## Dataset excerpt
********************
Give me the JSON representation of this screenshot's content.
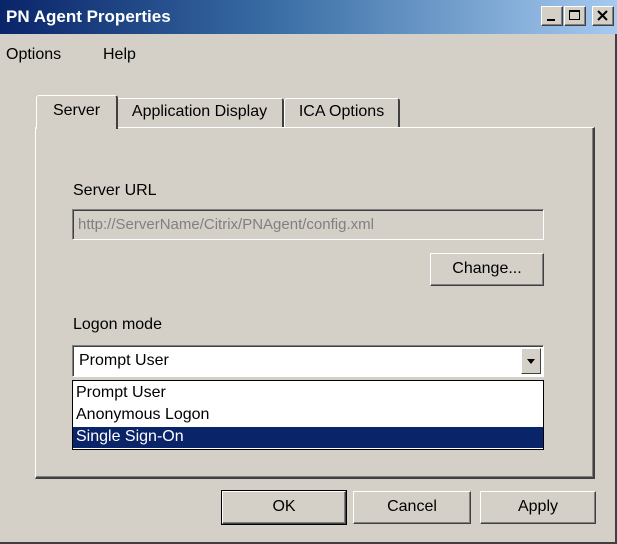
{
  "window": {
    "title": "PN Agent Properties"
  },
  "menu": {
    "items": [
      "Options",
      "Help"
    ]
  },
  "tabs": [
    "Server",
    "Application Display",
    "ICA Options"
  ],
  "server": {
    "url_label": "Server URL",
    "url_value": "http://ServerName/Citrix/PNAgent/config.xml",
    "change_button": "Change...",
    "logon_label": "Logon mode",
    "logon_selected": "Prompt User",
    "logon_options": [
      "Prompt User",
      "Anonymous Logon",
      "Single Sign-On"
    ],
    "highlighted_option": "Single Sign-On"
  },
  "buttons": {
    "ok": "OK",
    "cancel": "Cancel",
    "apply": "Apply"
  },
  "colors": {
    "selection": "#0a246a",
    "face": "#d4d0c8"
  }
}
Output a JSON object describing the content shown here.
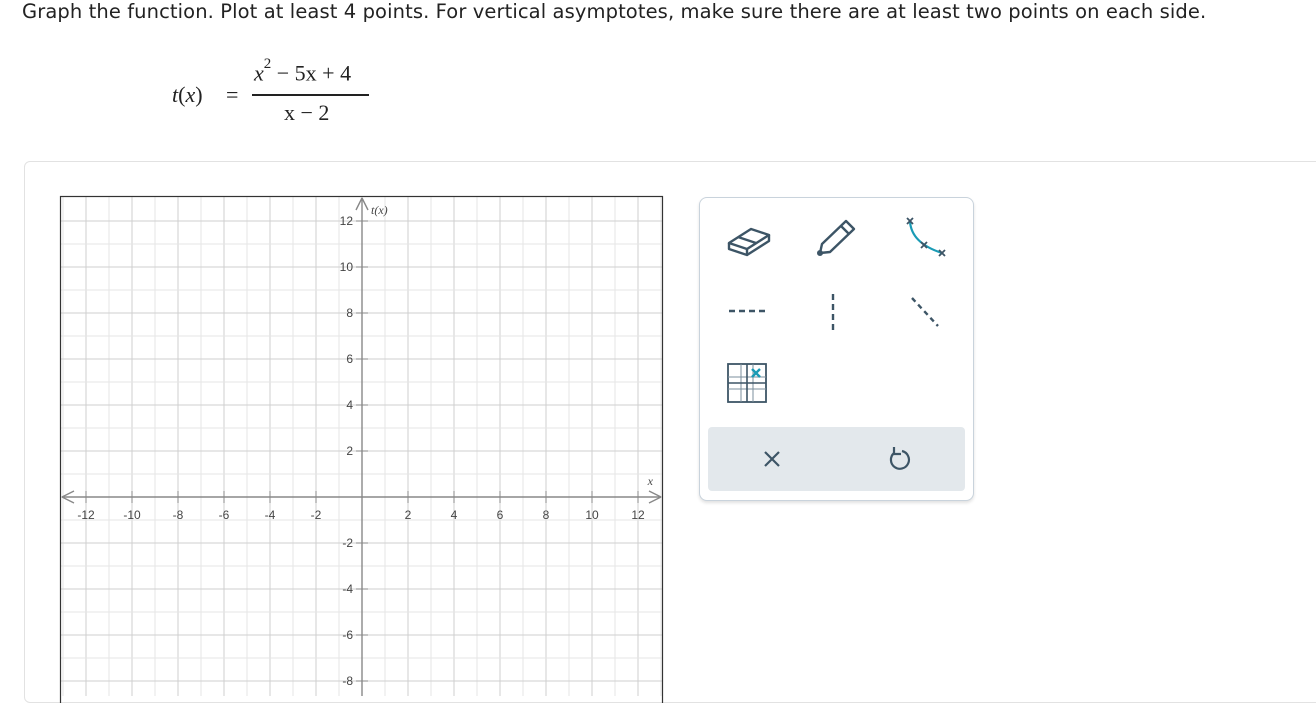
{
  "prompt": "Graph the function. Plot at least 4 points. For vertical asymptotes, make sure there are at least two points on each side.",
  "formula": {
    "lhs_name": "t",
    "lhs_var": "x",
    "equals": "=",
    "numerator": "x² − 5x + 4",
    "numerator_base": "x",
    "numerator_exp": "2",
    "numerator_rest": " − 5x + 4",
    "denominator": "x − 2"
  },
  "graph": {
    "x_axis_label": "x",
    "y_axis_label": "t(x)",
    "x_ticks": [
      "-12",
      "-10",
      "-8",
      "-6",
      "-4",
      "-2",
      "2",
      "4",
      "6",
      "8",
      "10",
      "12"
    ],
    "y_ticks": [
      "12",
      "10",
      "8",
      "6",
      "4",
      "2",
      "-2",
      "-4",
      "-6",
      "-8"
    ],
    "x_range": [
      -13,
      13
    ],
    "y_range": [
      -8.5,
      12.5
    ],
    "grid": true,
    "colors": {
      "grid": "#d6d6d6",
      "axis": "#888888",
      "frame": "#333333",
      "label": "#444444"
    }
  },
  "tools": {
    "eraser": "eraser-icon",
    "pencil": "pencil-icon",
    "curve": "curve-through-points-icon",
    "horizontal_dashed": "horizontal-asymptote-icon",
    "vertical_dashed": "vertical-asymptote-icon",
    "diagonal_dashed": "slant-asymptote-icon",
    "point": "point-on-grid-icon",
    "clear": "clear-x-icon",
    "undo": "undo-icon",
    "accent": "#1a9bb5",
    "icon_color": "#3d5566"
  }
}
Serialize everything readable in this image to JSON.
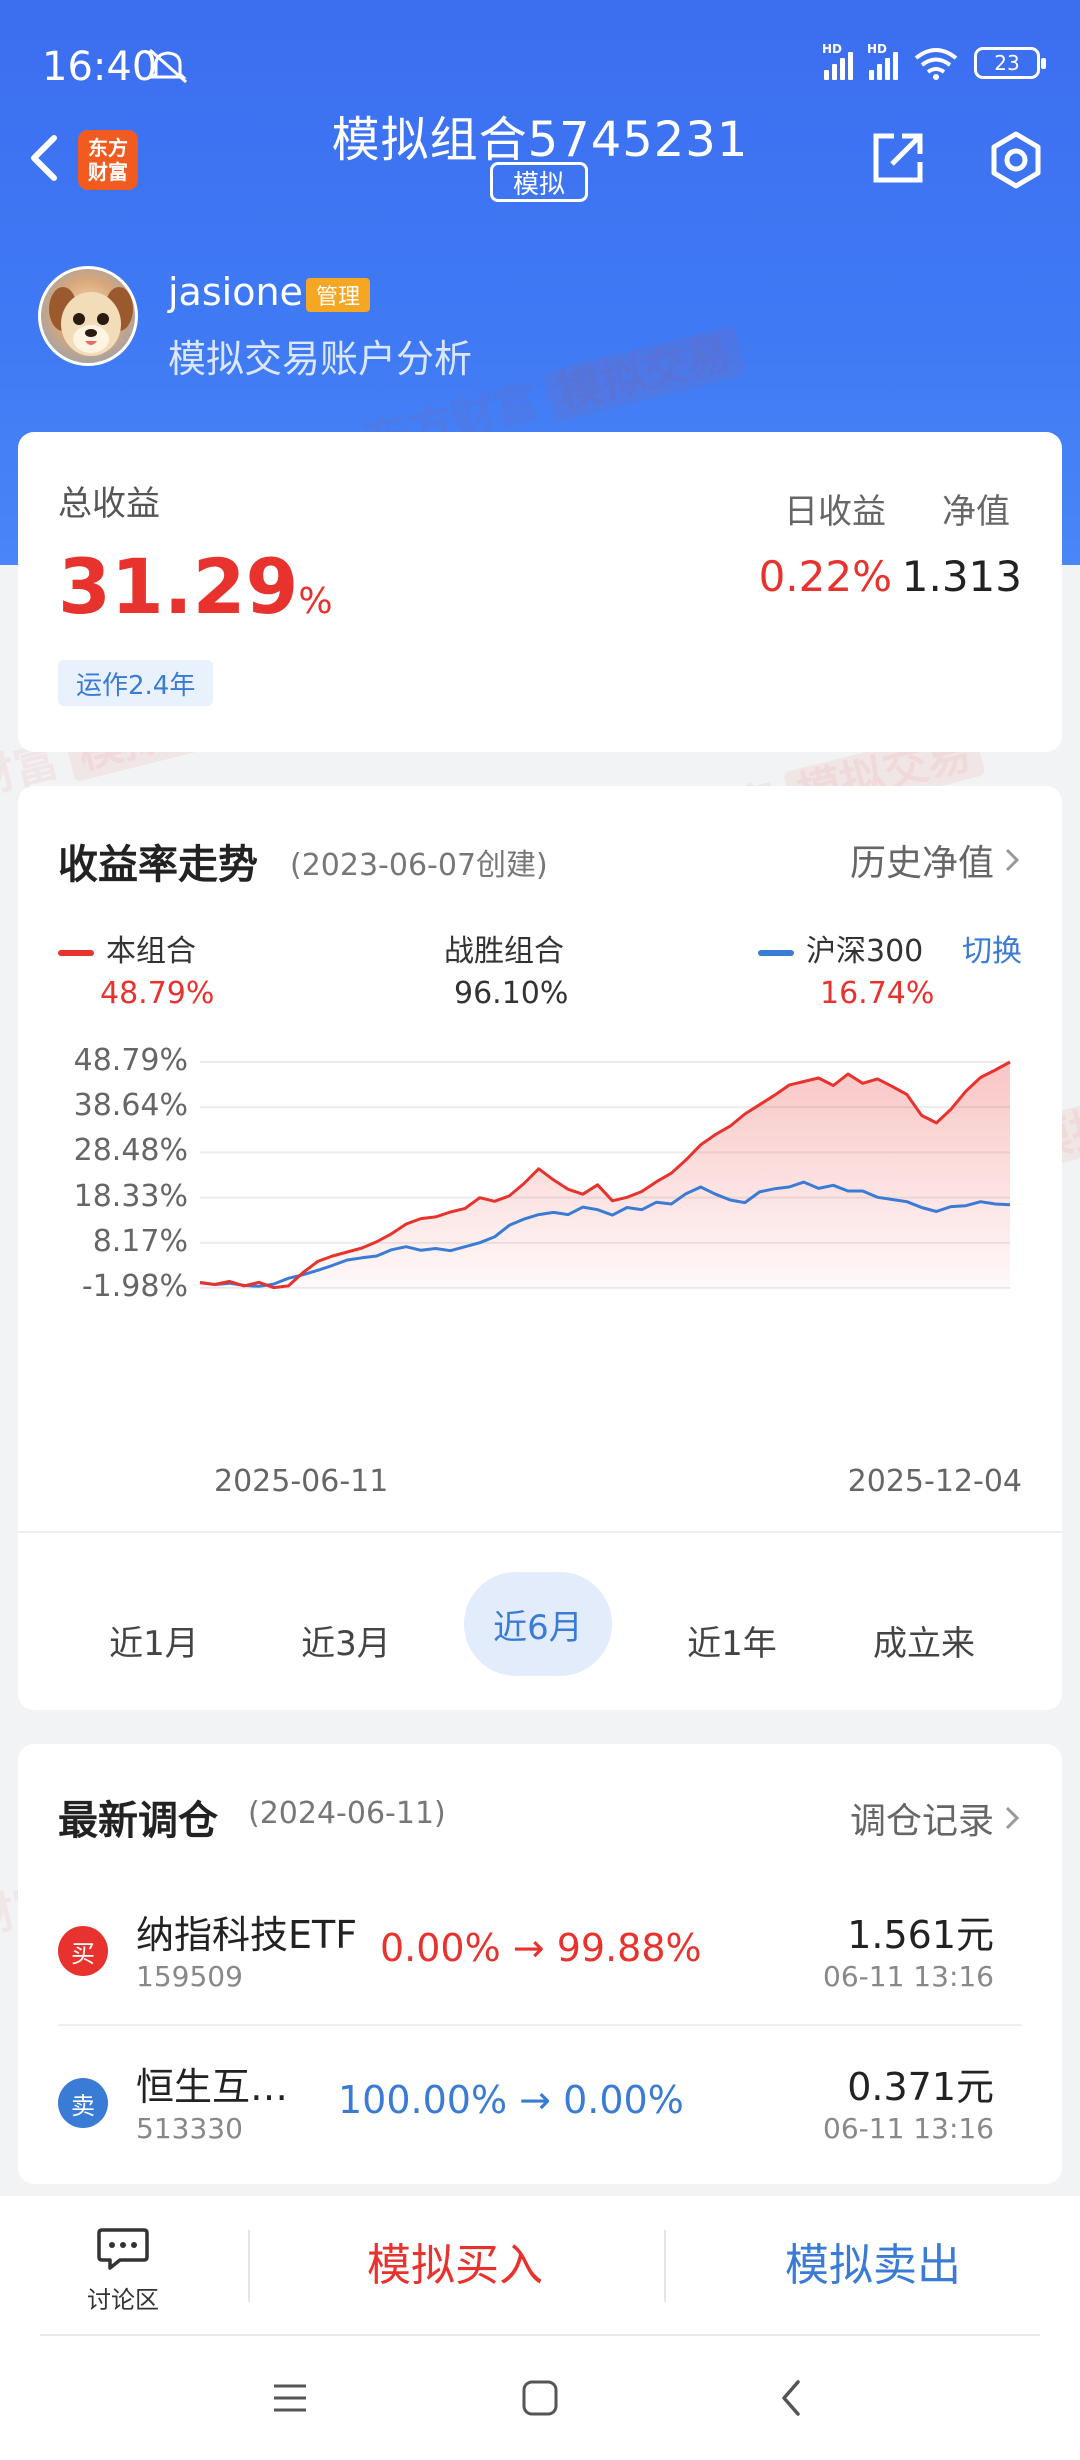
{
  "status_bar": {
    "time": "16:40",
    "battery": "23"
  },
  "nav": {
    "logo_line1": "东方",
    "logo_line2": "财富",
    "title": "模拟组合5745231",
    "badge": "模拟"
  },
  "profile": {
    "username": "jasione",
    "tag": "管理",
    "subtitle": "模拟交易账户分析"
  },
  "summary": {
    "total_label": "总收益",
    "total_value": "31.29",
    "total_unit": "%",
    "running": "运作2.4年",
    "daily_label": "日收益",
    "daily_value": "0.22%",
    "nav_label": "净值",
    "nav_value": "1.313"
  },
  "chart_section": {
    "title": "收益率走势",
    "created": "(2023-06-07创建)",
    "history_link": "历史净值",
    "switch": "切换",
    "ranges": [
      "近1月",
      "近3月",
      "近6月",
      "近1年",
      "成立来"
    ],
    "active_range": "近6月"
  },
  "chart_data": {
    "type": "area",
    "x_start": "2025-06-11",
    "x_end": "2025-12-04",
    "y_ticks": [
      "48.79%",
      "38.64%",
      "28.48%",
      "18.33%",
      "8.17%",
      "-1.98%"
    ],
    "ylim": [
      -1.98,
      48.79
    ],
    "series": [
      {
        "name": "本组合",
        "return": "48.79%",
        "color": "#e8322d",
        "values": [
          -0.8,
          -1.2,
          -0.5,
          -1.5,
          -0.7,
          -1.9,
          -1.5,
          1.5,
          4.0,
          5.2,
          6.1,
          7.0,
          8.4,
          10.2,
          12.4,
          13.6,
          14.0,
          15.1,
          15.9,
          18.3,
          17.5,
          18.7,
          21.5,
          24.8,
          22.3,
          20.2,
          19.1,
          21.2,
          17.6,
          18.4,
          19.7,
          21.9,
          23.8,
          26.8,
          30.2,
          32.5,
          34.4,
          37.1,
          39.2,
          41.3,
          43.6,
          44.4,
          45.2,
          43.5,
          46.1,
          44.0,
          45.0,
          43.3,
          41.5,
          36.8,
          35.1,
          38.2,
          42.2,
          45.3,
          47.0,
          48.8
        ]
      },
      {
        "name": "沪深300",
        "return": "16.74%",
        "color": "#3a7bd5",
        "values": [
          -0.7,
          -1.2,
          -0.9,
          -1.4,
          -1.6,
          -1.1,
          0.2,
          1.0,
          2.0,
          3.1,
          4.3,
          4.8,
          5.2,
          6.6,
          7.3,
          6.5,
          6.9,
          6.4,
          7.3,
          8.2,
          9.5,
          12.1,
          13.5,
          14.5,
          15.0,
          14.5,
          16.2,
          15.6,
          14.4,
          16.1,
          15.6,
          17.3,
          16.9,
          19.2,
          20.7,
          19.1,
          17.8,
          17.2,
          19.6,
          20.3,
          20.7,
          21.8,
          20.4,
          21.1,
          19.8,
          19.8,
          18.4,
          17.9,
          17.4,
          16.1,
          15.2,
          16.3,
          16.5,
          17.4,
          16.9,
          16.7
        ]
      }
    ],
    "win_label": "战胜组合",
    "win_value": "96.10%"
  },
  "rebalance": {
    "title": "最新调仓",
    "date": "(2024-06-11)",
    "link": "调仓记录",
    "rows": [
      {
        "type": "买",
        "name": "纳指科技ETF",
        "code": "159509",
        "from": "0.00%",
        "to": "99.88%",
        "price": "1.561元",
        "time": "06-11  13:16",
        "color": "#e8322d"
      },
      {
        "type": "卖",
        "name": "恒生互…",
        "code": "513330",
        "from": "100.00%",
        "to": "0.00%",
        "price": "0.371元",
        "time": "06-11  13:16",
        "color": "#3a7bd5"
      }
    ]
  },
  "bottom": {
    "forum": "讨论区",
    "buy": "模拟买入",
    "sell": "模拟卖出"
  },
  "watermark": {
    "brand": "东方财富",
    "tag": "模拟交易"
  }
}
********************
## SET PROBLEM
Reproduce the material in its entirety and word for word, without the pictures.

## TASK SOLUTION
Give me the JSON representation of this screenshot's content.
{
  "window": {
    "title": "PN Agent Properties"
  },
  "menu": {
    "items": [
      "Options",
      "Help"
    ]
  },
  "tabs": [
    "Server",
    "Application Display",
    "ICA Options"
  ],
  "server": {
    "url_label": "Server URL",
    "url_value": "http://ServerName/Citrix/PNAgent/config.xml",
    "change_button": "Change...",
    "logon_label": "Logon mode",
    "logon_selected": "Prompt User",
    "logon_options": [
      "Prompt User",
      "Anonymous Logon",
      "Single Sign-On"
    ],
    "highlighted_option": "Single Sign-On"
  },
  "buttons": {
    "ok": "OK",
    "cancel": "Cancel",
    "apply": "Apply"
  },
  "colors": {
    "selection": "#0a246a",
    "face": "#d4d0c8"
  }
}
Output a JSON object describing the content shown here.
{
  "prompt": "Graph the function. Plot at least 4 points. For vertical asymptotes, make sure there are at least two points on each side.",
  "formula": {
    "lhs_name": "t",
    "lhs_var": "x",
    "equals": "=",
    "numerator": "x² − 5x + 4",
    "numerator_base": "x",
    "numerator_exp": "2",
    "numerator_rest": " − 5x + 4",
    "denominator": "x − 2"
  },
  "graph": {
    "x_axis_label": "x",
    "y_axis_label": "t(x)",
    "x_ticks": [
      "-12",
      "-10",
      "-8",
      "-6",
      "-4",
      "-2",
      "2",
      "4",
      "6",
      "8",
      "10",
      "12"
    ],
    "y_ticks": [
      "12",
      "10",
      "8",
      "6",
      "4",
      "2",
      "-2",
      "-4",
      "-6",
      "-8"
    ],
    "x_range": [
      -13,
      13
    ],
    "y_range": [
      -8.5,
      12.5
    ],
    "grid": true,
    "colors": {
      "grid": "#d6d6d6",
      "axis": "#888888",
      "frame": "#333333",
      "label": "#444444"
    }
  },
  "tools": {
    "eraser": "eraser-icon",
    "pencil": "pencil-icon",
    "curve": "curve-through-points-icon",
    "horizontal_dashed": "horizontal-asymptote-icon",
    "vertical_dashed": "vertical-asymptote-icon",
    "diagonal_dashed": "slant-asymptote-icon",
    "point": "point-on-grid-icon",
    "clear": "clear-x-icon",
    "undo": "undo-icon",
    "accent": "#1a9bb5",
    "icon_color": "#3d5566"
  }
}
Serialize everything readable in this image to JSON.
{
  "status_bar": {
    "time": "16:40",
    "battery": "23"
  },
  "nav": {
    "logo_line1": "东方",
    "logo_line2": "财富",
    "title": "模拟组合5745231",
    "badge": "模拟"
  },
  "profile": {
    "username": "jasione",
    "tag": "管理",
    "subtitle": "模拟交易账户分析"
  },
  "summary": {
    "total_label": "总收益",
    "total_value": "31.29",
    "total_unit": "%",
    "running": "运作2.4年",
    "daily_label": "日收益",
    "daily_value": "0.22%",
    "nav_label": "净值",
    "nav_value": "1.313"
  },
  "chart_section": {
    "title": "收益率走势",
    "created": "(2023-06-07创建)",
    "history_link": "历史净值",
    "switch": "切换",
    "ranges": [
      "近1月",
      "近3月",
      "近6月",
      "近1年",
      "成立来"
    ],
    "active_range": "近6月"
  },
  "chart_data": {
    "type": "area",
    "x_start": "2025-06-11",
    "x_end": "2025-12-04",
    "y_ticks": [
      "48.79%",
      "38.64%",
      "28.48%",
      "18.33%",
      "8.17%",
      "-1.98%"
    ],
    "ylim": [
      -1.98,
      48.79
    ],
    "series": [
      {
        "name": "本组合",
        "return": "48.79%",
        "color": "#e8322d",
        "values": [
          -0.8,
          -1.2,
          -0.5,
          -1.5,
          -0.7,
          -1.9,
          -1.5,
          1.5,
          4.0,
          5.2,
          6.1,
          7.0,
          8.4,
          10.2,
          12.4,
          13.6,
          14.0,
          15.1,
          15.9,
          18.3,
          17.5,
          18.7,
          21.5,
          24.8,
          22.3,
          20.2,
          19.1,
          21.2,
          17.6,
          18.4,
          19.7,
          21.9,
          23.8,
          26.8,
          30.2,
          32.5,
          34.4,
          37.1,
          39.2,
          41.3,
          43.6,
          44.4,
          45.2,
          43.5,
          46.1,
          44.0,
          45.0,
          43.3,
          41.5,
          36.8,
          35.1,
          38.2,
          42.2,
          45.3,
          47.0,
          48.8
        ]
      },
      {
        "name": "沪深300",
        "return": "16.74%",
        "color": "#3a7bd5",
        "values": [
          -0.7,
          -1.2,
          -0.9,
          -1.4,
          -1.6,
          -1.1,
          0.2,
          1.0,
          2.0,
          3.1,
          4.3,
          4.8,
          5.2,
          6.6,
          7.3,
          6.5,
          6.9,
          6.4,
          7.3,
          8.2,
          9.5,
          12.1,
          13.5,
          14.5,
          15.0,
          14.5,
          16.2,
          15.6,
          14.4,
          16.1,
          15.6,
          17.3,
          16.9,
          19.2,
          20.7,
          19.1,
          17.8,
          17.2,
          19.6,
          20.3,
          20.7,
          21.8,
          20.4,
          21.1,
          19.8,
          19.8,
          18.4,
          17.9,
          17.4,
          16.1,
          15.2,
          16.3,
          16.5,
          17.4,
          16.9,
          16.7
        ]
      }
    ],
    "win_label": "战胜组合",
    "win_value": "96.10%"
  },
  "rebalance": {
    "title": "最新调仓",
    "date": "(2024-06-11)",
    "link": "调仓记录",
    "rows": [
      {
        "type": "买",
        "name": "纳指科技ETF",
        "code": "159509",
        "from": "0.00%",
        "to": "99.88%",
        "price": "1.561元",
        "time": "06-11  13:16",
        "color": "#e8322d"
      },
      {
        "type": "卖",
        "name": "恒生互…",
        "code": "513330",
        "from": "100.00%",
        "to": "0.00%",
        "price": "0.371元",
        "time": "06-11  13:16",
        "color": "#3a7bd5"
      }
    ]
  },
  "bottom": {
    "forum": "讨论区",
    "buy": "模拟买入",
    "sell": "模拟卖出"
  },
  "watermark": {
    "brand": "东方财富",
    "tag": "模拟交易"
  }
}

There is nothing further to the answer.